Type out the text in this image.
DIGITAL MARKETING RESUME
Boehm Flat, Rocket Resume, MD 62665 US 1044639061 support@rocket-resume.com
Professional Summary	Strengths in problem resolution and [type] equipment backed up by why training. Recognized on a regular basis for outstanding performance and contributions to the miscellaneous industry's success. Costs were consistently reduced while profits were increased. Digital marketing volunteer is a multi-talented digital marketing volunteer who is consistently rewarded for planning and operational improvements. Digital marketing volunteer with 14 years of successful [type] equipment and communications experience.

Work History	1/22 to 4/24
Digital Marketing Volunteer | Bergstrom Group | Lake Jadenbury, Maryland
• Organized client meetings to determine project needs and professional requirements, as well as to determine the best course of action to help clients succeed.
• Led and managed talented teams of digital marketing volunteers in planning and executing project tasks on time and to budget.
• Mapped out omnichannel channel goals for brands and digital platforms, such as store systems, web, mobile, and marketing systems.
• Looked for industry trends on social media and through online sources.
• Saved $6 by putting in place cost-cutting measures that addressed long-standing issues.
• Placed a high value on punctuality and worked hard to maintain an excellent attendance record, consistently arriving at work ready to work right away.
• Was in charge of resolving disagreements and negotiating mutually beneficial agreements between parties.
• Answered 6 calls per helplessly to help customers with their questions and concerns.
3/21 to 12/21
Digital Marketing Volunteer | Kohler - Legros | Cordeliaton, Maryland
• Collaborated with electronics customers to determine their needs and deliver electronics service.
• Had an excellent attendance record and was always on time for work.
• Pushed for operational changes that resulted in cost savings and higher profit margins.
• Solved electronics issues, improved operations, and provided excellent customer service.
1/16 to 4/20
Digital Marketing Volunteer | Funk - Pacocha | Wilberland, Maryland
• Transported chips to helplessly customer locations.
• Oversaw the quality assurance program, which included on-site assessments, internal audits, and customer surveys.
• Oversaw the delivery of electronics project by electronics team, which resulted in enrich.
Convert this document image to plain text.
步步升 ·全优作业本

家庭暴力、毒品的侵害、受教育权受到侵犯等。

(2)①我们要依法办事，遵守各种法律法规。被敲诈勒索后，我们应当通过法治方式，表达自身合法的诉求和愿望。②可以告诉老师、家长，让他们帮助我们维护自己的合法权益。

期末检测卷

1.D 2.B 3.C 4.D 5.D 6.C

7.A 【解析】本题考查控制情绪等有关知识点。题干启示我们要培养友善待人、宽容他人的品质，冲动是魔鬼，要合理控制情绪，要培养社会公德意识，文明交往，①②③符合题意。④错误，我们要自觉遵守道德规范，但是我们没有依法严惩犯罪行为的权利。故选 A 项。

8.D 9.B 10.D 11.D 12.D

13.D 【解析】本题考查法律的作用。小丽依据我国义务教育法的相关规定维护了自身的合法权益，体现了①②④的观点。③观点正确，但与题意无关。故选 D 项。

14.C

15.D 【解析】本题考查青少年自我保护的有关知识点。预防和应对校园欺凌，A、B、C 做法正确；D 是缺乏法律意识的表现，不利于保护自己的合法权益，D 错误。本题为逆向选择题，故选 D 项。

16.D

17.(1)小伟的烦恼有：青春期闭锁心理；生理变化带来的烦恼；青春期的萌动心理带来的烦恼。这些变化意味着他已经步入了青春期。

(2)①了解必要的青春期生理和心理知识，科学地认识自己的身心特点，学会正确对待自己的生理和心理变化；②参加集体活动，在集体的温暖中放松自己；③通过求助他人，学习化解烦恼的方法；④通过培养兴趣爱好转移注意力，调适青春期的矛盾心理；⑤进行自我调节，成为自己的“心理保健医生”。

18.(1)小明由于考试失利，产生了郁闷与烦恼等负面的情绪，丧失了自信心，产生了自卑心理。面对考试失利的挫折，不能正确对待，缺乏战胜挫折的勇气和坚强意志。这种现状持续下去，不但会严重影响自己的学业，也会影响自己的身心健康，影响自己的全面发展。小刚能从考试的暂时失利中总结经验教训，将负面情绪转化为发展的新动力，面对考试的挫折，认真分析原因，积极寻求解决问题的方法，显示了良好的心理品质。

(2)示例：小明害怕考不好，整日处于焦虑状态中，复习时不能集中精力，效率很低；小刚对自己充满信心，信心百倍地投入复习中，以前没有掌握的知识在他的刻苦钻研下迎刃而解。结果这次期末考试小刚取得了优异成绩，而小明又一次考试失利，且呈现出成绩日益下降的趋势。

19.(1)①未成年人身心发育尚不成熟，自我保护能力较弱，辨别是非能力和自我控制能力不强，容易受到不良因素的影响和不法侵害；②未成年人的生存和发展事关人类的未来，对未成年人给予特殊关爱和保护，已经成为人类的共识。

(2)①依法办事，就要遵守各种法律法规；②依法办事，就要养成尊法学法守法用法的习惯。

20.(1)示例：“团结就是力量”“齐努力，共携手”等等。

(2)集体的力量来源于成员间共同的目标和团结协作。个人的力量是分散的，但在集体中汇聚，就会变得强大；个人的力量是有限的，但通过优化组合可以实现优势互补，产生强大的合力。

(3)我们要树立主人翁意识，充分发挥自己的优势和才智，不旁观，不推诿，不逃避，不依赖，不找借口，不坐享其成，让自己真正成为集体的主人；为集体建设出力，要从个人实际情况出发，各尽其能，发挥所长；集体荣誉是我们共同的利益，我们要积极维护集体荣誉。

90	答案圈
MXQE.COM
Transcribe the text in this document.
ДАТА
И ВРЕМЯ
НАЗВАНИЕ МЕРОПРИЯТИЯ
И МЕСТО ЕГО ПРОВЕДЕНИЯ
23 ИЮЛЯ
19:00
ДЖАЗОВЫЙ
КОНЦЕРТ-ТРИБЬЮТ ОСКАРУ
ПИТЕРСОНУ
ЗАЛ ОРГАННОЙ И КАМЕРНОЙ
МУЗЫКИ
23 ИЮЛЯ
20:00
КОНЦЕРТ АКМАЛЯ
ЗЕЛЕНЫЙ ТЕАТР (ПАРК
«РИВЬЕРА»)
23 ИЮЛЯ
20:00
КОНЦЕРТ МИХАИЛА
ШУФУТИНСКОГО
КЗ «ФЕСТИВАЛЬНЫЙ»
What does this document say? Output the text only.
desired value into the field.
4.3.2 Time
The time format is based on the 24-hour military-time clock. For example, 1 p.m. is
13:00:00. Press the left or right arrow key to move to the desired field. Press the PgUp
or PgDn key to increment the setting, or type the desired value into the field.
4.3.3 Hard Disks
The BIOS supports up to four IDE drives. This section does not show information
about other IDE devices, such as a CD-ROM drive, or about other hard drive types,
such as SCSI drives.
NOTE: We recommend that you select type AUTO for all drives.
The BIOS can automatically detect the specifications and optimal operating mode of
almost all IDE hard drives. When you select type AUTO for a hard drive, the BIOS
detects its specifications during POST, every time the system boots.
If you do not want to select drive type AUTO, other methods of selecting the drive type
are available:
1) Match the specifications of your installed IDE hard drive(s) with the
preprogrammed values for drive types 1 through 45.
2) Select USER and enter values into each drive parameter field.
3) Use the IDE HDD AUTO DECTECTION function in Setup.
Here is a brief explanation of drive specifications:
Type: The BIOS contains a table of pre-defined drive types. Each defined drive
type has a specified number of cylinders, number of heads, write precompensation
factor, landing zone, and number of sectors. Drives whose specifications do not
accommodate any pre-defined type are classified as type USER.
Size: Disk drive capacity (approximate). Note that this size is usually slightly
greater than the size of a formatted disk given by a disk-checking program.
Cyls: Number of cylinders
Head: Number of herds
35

* * * * * * * * *

== Directions for this task ==
Consider the entries above and return each line with the string "through".

== Right answer ==
• Looked for industry trends on social media and through online sources.
preprogrammed values for drive types 1 through 45.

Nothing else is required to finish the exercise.